• **Data lines**:
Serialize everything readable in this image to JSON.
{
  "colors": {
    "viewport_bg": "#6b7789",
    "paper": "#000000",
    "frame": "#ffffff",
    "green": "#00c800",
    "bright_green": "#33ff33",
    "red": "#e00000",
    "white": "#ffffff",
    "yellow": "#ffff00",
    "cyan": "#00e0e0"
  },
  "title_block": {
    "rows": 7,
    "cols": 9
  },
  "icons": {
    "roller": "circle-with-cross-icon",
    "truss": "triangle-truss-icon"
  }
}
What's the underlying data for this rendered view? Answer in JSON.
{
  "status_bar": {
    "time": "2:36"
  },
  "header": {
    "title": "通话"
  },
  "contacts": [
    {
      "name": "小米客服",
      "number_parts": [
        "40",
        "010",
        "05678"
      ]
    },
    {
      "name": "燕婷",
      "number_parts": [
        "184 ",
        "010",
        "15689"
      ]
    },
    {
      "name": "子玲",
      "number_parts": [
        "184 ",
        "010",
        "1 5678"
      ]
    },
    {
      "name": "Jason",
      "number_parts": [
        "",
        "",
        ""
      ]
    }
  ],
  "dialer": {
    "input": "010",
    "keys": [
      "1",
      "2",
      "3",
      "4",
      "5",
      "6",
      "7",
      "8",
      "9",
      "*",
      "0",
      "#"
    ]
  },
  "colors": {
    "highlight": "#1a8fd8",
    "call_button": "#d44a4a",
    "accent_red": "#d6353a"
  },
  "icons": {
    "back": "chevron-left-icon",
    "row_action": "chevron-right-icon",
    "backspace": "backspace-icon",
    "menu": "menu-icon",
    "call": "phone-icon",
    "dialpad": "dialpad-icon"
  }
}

• **Short task**: Reproduce the material in full, with no word added or dropped.

• **Answer to the problem**:
Serialize everything readable in this image to JSON.
{
  "colors": {
    "viewport_bg": "#6b7789",
    "paper": "#000000",
    "frame": "#ffffff",
    "green": "#00c800",
    "bright_green": "#33ff33",
    "red": "#e00000",
    "white": "#ffffff",
    "yellow": "#ffff00",
    "cyan": "#00e0e0"
  },
  "title_block": {
    "rows": 7,
    "cols": 9
  },
  "icons": {
    "roller": "circle-with-cross-icon",
    "truss": "triangle-truss-icon"
  }
}
What's the underlying data for this rendered view? Answer in JSON.
{
  "status_bar": {
    "time": "2:36"
  },
  "header": {
    "title": "通话"
  },
  "contacts": [
    {
      "name": "小米客服",
      "number_parts": [
        "40",
        "010",
        "05678"
      ]
    },
    {
      "name": "燕婷",
      "number_parts": [
        "184 ",
        "010",
        "15689"
      ]
    },
    {
      "name": "子玲",
      "number_parts": [
        "184 ",
        "010",
        "1 5678"
      ]
    },
    {
      "name": "Jason",
      "number_parts": [
        "",
        "",
        ""
      ]
    }
  ],
  "dialer": {
    "input": "010",
    "keys": [
      "1",
      "2",
      "3",
      "4",
      "5",
      "6",
      "7",
      "8",
      "9",
      "*",
      "0",
      "#"
    ]
  },
  "colors": {
    "highlight": "#1a8fd8",
    "call_button": "#d44a4a",
    "accent_red": "#d6353a"
  },
  "icons": {
    "back": "chevron-left-icon",
    "row_action": "chevron-right-icon",
    "backspace": "backspace-icon",
    "menu": "menu-icon",
    "call": "phone-icon",
    "dialpad": "dialpad-icon"
  }
}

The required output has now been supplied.